# GIVEN REQUEST
From the entries below, copy every line holding the word "good".

:: ENTRIES SUPPLIED ::

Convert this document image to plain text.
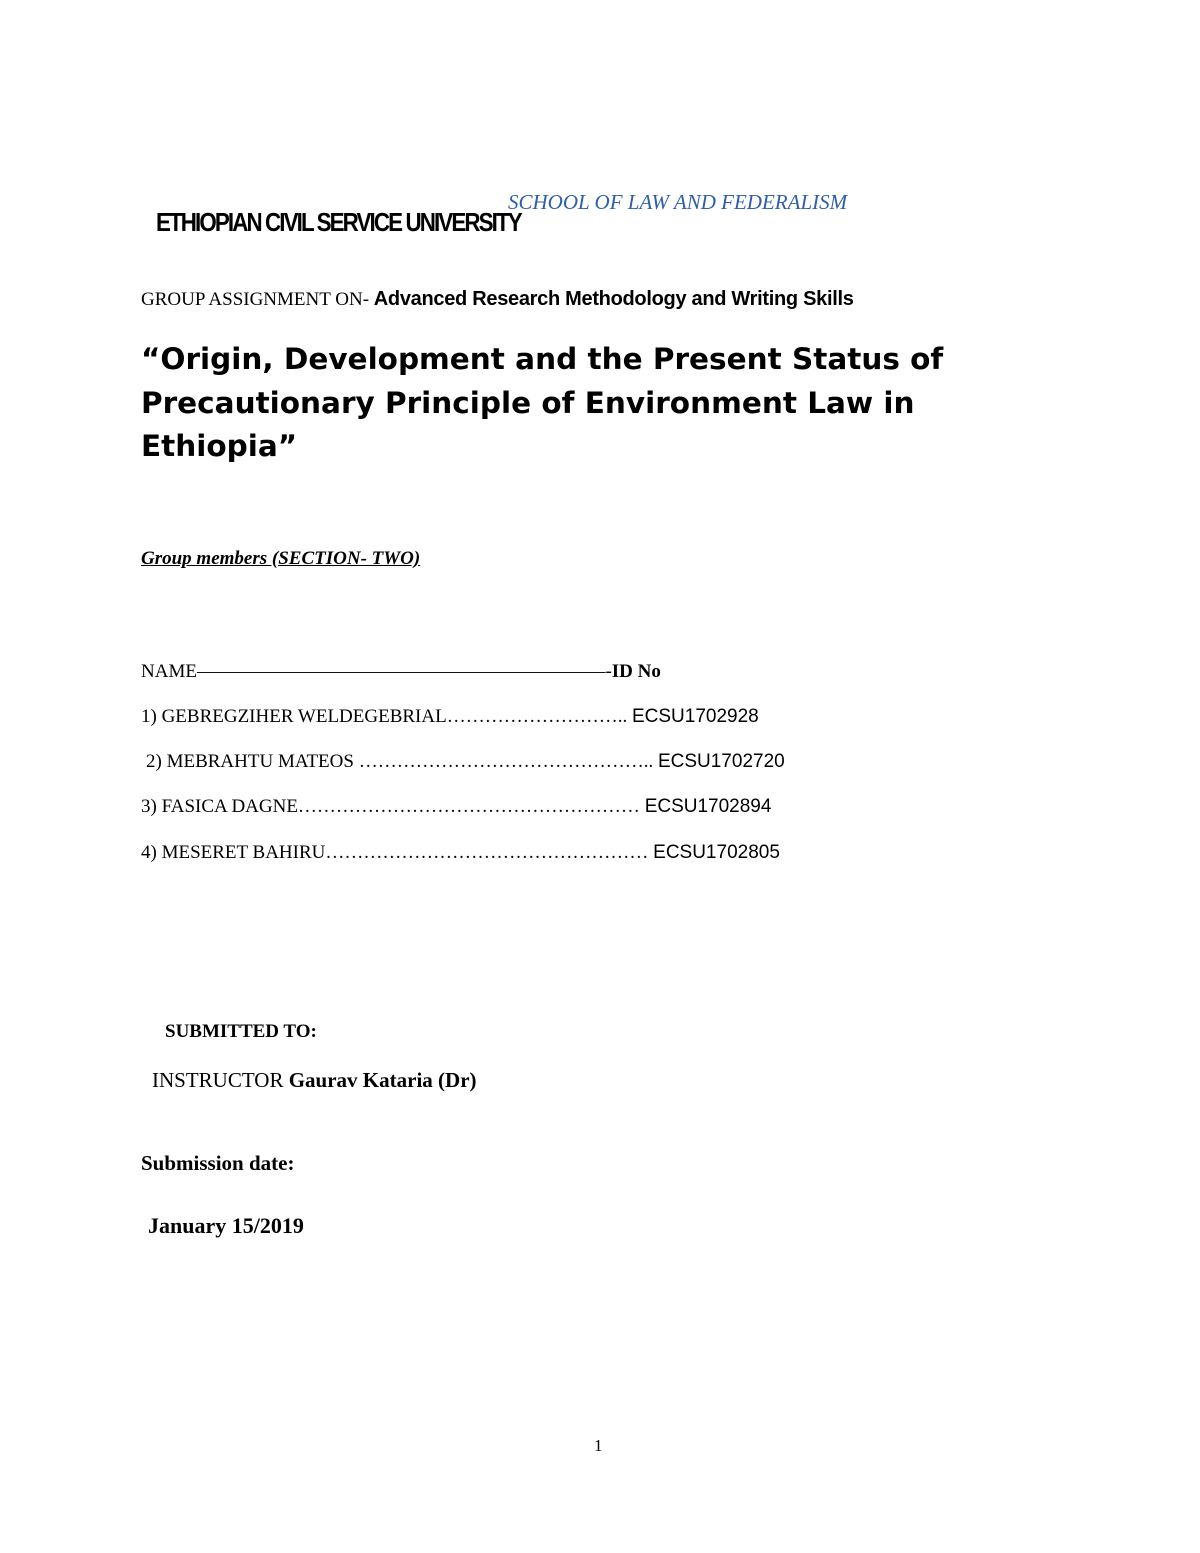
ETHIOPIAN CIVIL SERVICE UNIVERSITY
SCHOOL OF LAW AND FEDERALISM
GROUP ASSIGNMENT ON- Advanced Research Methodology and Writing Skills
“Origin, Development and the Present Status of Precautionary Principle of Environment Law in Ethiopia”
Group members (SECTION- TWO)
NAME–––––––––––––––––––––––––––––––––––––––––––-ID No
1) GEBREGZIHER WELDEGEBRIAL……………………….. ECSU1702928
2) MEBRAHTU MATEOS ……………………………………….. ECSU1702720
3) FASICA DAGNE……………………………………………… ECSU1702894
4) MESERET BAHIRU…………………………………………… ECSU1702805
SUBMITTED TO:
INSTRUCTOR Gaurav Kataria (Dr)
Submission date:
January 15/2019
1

:::
:: ENTRIES SUPPLIED ::

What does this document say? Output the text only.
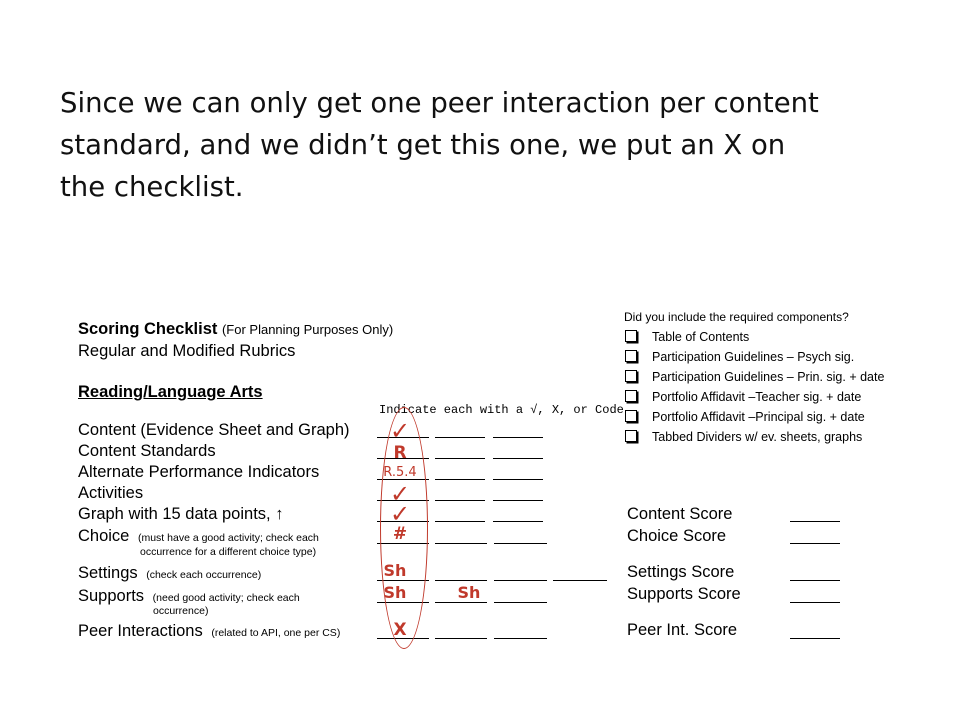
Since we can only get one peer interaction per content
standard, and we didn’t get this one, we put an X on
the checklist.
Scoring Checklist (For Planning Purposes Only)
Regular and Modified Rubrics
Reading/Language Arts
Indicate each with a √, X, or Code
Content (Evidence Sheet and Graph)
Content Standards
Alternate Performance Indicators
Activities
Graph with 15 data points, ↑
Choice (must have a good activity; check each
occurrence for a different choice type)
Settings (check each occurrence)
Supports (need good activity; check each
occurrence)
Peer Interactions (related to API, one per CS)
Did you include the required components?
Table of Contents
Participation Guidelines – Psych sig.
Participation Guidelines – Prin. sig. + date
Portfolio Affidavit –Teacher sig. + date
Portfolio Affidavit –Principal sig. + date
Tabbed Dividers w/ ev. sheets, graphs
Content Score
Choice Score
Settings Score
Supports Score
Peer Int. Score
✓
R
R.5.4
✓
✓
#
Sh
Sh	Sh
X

:::

# COMPLETE ANSWER
Choice (must have a good activity; check each
Supports (need good activity; check each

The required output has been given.